** Do this **
Write the data out again exactly, with no pictures.

↓↓↓

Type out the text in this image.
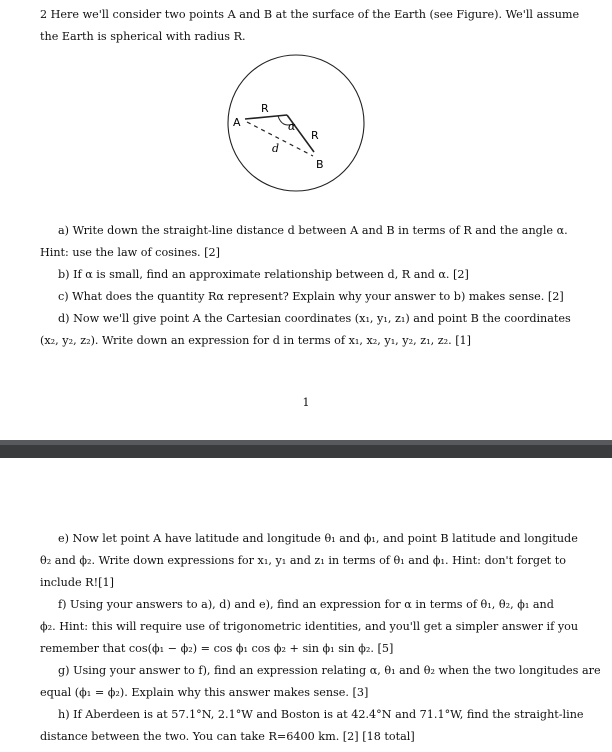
2 Here we'll consider two points A and B at the surface of the Earth (see Figure). We'll assume
the Earth is spherical with radius R.
A
B
R
R
d
α
a) Write down the straight-line distance d between A and B in terms of R and the angle α.
Hint: use the law of cosines. [2]
b) If α is small, find an approximate relationship between d, R and α. [2]
c) What does the quantity Rα represent? Explain why your answer to b) makes sense. [2]
d) Now we'll give point A the Cartesian coordinates (x₁, y₁, z₁) and point B the coordinates
(x₂, y₂, z₂). Write down an expression for d in terms of x₁, x₂, y₁, y₂, z₁, z₂. [1]
1
e) Now let point A have latitude and longitude θ₁ and ϕ₁, and point B latitude and longitude
θ₂ and ϕ₂. Write down expressions for x₁, y₁ and z₁ in terms of θ₁ and ϕ₁. Hint: don't forget to
include R![1]
f) Using your answers to a), d) and e), find an expression for α in terms of θ₁, θ₂, ϕ₁ and
ϕ₂. Hint: this will require use of trigonometric identities, and you'll get a simpler answer if you
remember that cos(ϕ₁ − ϕ₂) = cos ϕ₁ cos ϕ₂ + sin ϕ₁ sin ϕ₂. [5]
g) Using your answer to f), find an expression relating α, θ₁ and θ₂ when the two longitudes are
equal (ϕ₁ = ϕ₂). Explain why this answer makes sense. [3]
h) If Aberdeen is at 57.1°N, 2.1°W and Boston is at 42.4°N and 71.1°W, find the straight-line
distance between the two. You can take R=6400 km. [2] [18 total]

↑↑↑

** Result **
Type out the text in this image.
2 Here we'll consider two points A and B at the surface of the Earth (see Figure). We'll assume
the Earth is spherical with radius R.
A
B
R
R
d
α
a) Write down the straight-line distance d between A and B in terms of R and the angle α.
Hint: use the law of cosines. [2]
b) If α is small, find an approximate relationship between d, R and α. [2]
c) What does the quantity Rα represent? Explain why your answer to b) makes sense. [2]
d) Now we'll give point A the Cartesian coordinates (x₁, y₁, z₁) and point B the coordinates
(x₂, y₂, z₂). Write down an expression for d in terms of x₁, x₂, y₁, y₂, z₁, z₂. [1]
1
e) Now let point A have latitude and longitude θ₁ and ϕ₁, and point B latitude and longitude
θ₂ and ϕ₂. Write down expressions for x₁, y₁ and z₁ in terms of θ₁ and ϕ₁. Hint: don't forget to
include R![1]
f) Using your answers to a), d) and e), find an expression for α in terms of θ₁, θ₂, ϕ₁ and
ϕ₂. Hint: this will require use of trigonometric identities, and you'll get a simpler answer if you
remember that cos(ϕ₁ − ϕ₂) = cos ϕ₁ cos ϕ₂ + sin ϕ₁ sin ϕ₂. [5]
g) Using your answer to f), find an expression relating α, θ₁ and θ₂ when the two longitudes are
equal (ϕ₁ = ϕ₂). Explain why this answer makes sense. [3]
h) If Aberdeen is at 57.1°N, 2.1°W and Boston is at 42.4°N and 71.1°W, find the straight-line
distance between the two. You can take R=6400 km. [2] [18 total]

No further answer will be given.